◆ **Objective**
Lift every line from the entries that includes the word "India".

Figure record extracts:
++++++++++++++++++++
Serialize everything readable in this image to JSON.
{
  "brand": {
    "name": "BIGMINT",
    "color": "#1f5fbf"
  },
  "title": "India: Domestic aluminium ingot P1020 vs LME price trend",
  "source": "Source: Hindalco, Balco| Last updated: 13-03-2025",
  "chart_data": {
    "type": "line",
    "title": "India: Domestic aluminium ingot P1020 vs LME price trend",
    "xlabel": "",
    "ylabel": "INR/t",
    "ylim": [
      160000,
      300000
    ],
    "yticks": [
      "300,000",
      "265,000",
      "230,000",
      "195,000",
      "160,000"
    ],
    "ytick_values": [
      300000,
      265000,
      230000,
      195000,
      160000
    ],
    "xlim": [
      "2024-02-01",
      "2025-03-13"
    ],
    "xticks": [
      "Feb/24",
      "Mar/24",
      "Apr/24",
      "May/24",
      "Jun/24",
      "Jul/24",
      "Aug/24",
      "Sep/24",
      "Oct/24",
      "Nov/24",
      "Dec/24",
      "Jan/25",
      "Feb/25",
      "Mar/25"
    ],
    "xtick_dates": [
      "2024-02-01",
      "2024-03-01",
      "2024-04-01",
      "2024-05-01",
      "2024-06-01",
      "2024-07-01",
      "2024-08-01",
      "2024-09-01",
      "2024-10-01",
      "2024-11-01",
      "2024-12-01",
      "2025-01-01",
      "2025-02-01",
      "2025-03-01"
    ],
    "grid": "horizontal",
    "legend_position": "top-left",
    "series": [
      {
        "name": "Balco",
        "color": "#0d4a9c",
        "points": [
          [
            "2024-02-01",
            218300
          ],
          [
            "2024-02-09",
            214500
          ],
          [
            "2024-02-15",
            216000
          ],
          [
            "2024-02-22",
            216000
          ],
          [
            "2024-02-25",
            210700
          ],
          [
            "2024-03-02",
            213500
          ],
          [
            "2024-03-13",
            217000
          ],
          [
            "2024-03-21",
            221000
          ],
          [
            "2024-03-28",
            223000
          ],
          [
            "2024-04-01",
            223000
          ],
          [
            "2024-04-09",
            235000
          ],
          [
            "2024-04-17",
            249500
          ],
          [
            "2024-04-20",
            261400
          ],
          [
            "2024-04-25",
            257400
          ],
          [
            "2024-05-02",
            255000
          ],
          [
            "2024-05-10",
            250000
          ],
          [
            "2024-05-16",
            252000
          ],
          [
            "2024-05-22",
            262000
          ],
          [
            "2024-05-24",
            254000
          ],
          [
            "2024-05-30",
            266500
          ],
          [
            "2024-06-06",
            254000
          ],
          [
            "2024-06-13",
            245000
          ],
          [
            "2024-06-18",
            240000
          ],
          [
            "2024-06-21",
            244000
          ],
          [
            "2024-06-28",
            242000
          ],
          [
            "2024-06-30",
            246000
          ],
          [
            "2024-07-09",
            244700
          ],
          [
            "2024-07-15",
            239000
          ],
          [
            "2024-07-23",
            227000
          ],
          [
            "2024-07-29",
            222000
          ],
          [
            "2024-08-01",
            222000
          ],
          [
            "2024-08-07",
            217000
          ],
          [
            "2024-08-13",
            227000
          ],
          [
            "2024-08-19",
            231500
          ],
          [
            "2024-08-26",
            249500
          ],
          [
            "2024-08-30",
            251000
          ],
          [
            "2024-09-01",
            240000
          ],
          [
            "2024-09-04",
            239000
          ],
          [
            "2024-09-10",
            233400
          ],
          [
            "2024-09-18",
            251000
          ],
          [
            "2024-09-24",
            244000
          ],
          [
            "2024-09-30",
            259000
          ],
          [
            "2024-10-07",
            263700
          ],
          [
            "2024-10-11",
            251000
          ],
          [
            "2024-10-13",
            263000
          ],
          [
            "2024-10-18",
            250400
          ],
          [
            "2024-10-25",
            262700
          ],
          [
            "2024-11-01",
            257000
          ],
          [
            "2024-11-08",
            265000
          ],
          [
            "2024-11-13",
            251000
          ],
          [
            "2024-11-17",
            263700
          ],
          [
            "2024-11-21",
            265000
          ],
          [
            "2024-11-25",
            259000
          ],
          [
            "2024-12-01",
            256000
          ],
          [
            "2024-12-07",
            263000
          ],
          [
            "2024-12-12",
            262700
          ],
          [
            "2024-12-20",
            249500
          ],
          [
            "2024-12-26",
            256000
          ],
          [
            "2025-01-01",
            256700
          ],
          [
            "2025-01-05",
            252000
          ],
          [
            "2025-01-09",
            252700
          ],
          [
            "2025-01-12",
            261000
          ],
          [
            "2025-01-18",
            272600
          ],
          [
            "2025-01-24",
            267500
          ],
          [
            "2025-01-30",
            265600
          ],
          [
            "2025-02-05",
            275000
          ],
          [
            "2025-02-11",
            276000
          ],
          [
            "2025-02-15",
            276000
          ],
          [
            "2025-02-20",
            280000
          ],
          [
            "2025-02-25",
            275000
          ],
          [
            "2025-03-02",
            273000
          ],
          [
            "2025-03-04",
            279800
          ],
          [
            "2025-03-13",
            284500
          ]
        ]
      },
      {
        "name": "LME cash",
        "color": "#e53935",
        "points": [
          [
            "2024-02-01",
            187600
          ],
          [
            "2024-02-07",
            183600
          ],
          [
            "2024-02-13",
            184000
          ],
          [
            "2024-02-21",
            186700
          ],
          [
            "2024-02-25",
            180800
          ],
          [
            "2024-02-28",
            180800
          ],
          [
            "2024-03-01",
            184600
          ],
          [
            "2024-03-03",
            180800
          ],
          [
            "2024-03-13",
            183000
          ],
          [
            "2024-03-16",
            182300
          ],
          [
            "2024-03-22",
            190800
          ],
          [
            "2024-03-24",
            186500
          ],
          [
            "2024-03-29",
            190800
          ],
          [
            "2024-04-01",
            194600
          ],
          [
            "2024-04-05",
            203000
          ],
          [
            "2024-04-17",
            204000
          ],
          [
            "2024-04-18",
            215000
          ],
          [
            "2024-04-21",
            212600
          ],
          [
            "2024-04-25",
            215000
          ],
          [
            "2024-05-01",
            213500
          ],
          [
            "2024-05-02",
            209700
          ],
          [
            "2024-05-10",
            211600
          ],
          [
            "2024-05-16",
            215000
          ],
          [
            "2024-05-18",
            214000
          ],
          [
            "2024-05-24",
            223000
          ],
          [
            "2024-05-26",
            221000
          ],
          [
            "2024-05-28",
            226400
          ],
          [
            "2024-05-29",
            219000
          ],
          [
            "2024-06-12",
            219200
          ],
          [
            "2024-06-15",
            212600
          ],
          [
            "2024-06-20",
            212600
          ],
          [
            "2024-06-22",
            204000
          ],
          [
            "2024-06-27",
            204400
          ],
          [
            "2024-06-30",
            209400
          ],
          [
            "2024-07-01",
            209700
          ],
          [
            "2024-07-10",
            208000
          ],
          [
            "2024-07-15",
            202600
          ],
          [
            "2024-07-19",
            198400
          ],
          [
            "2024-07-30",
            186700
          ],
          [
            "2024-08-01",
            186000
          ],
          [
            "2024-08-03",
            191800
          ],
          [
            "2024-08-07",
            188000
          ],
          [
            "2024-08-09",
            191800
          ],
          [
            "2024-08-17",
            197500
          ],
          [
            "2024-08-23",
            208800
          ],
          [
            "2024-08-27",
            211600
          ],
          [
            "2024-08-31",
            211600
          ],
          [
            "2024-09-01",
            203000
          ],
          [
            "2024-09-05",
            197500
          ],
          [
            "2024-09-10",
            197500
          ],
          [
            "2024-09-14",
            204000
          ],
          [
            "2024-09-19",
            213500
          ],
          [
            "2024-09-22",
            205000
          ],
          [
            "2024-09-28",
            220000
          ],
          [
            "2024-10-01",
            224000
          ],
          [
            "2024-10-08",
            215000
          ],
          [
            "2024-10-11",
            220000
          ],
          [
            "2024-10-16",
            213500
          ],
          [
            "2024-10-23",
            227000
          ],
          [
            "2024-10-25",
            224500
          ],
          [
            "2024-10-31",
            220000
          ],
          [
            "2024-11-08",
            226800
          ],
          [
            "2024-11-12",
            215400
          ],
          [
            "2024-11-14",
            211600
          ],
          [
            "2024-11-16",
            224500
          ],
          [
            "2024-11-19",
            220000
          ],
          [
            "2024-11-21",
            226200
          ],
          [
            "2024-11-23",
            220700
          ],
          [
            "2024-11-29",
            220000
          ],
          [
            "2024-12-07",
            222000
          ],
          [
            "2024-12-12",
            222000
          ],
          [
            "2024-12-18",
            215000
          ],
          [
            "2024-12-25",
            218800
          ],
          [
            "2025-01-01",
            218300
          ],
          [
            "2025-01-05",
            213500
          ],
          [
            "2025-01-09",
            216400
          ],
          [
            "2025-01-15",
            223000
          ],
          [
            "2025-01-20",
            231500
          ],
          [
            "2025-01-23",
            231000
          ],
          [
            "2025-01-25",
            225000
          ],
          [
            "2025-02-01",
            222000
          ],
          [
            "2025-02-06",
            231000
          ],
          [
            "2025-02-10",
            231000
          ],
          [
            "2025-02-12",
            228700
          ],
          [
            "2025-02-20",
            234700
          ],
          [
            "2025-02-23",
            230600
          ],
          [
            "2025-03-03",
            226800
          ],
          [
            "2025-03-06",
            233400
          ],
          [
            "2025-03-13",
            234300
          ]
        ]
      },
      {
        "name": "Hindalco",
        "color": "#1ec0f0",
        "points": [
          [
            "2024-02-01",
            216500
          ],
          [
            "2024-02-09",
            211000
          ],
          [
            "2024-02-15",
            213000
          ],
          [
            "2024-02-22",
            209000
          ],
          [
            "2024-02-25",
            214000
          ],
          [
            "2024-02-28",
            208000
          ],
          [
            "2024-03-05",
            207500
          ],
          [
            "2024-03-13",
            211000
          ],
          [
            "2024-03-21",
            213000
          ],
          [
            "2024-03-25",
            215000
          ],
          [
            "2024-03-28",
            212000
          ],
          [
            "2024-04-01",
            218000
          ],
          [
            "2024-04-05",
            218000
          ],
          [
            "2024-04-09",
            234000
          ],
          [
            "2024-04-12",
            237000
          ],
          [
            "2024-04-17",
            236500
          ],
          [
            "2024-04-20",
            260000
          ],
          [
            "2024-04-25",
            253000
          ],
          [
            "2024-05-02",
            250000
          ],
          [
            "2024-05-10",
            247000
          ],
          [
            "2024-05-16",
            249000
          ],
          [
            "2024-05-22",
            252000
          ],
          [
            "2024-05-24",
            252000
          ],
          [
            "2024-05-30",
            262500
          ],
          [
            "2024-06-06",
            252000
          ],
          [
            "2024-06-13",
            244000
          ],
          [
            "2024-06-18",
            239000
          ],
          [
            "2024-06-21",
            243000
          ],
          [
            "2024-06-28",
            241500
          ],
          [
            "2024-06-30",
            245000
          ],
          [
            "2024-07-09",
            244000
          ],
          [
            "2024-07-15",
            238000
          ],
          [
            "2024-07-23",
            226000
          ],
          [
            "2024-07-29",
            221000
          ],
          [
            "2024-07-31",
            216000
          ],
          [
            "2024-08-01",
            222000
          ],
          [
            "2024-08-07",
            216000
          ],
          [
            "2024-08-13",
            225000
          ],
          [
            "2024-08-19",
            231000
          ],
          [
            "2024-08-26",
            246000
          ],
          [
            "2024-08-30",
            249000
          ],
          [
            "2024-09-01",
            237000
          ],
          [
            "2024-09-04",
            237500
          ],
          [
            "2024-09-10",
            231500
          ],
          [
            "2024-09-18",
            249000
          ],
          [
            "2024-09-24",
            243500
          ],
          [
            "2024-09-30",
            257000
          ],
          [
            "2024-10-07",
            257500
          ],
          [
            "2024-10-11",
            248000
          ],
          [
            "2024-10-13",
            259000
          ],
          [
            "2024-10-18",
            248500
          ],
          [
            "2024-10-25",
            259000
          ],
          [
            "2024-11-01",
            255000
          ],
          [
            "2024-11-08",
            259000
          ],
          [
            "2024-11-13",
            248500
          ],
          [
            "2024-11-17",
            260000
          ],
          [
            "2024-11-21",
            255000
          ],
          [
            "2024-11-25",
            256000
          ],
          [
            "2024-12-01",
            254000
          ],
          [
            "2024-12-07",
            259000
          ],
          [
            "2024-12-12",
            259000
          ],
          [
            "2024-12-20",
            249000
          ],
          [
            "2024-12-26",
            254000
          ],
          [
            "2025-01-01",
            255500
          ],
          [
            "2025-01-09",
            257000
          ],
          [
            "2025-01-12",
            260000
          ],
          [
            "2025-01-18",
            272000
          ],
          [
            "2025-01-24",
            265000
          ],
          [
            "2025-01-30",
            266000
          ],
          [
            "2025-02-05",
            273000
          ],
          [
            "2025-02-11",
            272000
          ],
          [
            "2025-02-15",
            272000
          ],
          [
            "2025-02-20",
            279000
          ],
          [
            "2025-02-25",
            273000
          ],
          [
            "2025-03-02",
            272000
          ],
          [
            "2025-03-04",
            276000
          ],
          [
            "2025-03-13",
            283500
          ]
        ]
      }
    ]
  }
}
++++++++++++++++++++
◆ **Response**
  "title": "India: Domestic aluminium ingot P1020 vs LME price trend",
    "title": "India: Domestic aluminium ingot P1020 vs LME price trend",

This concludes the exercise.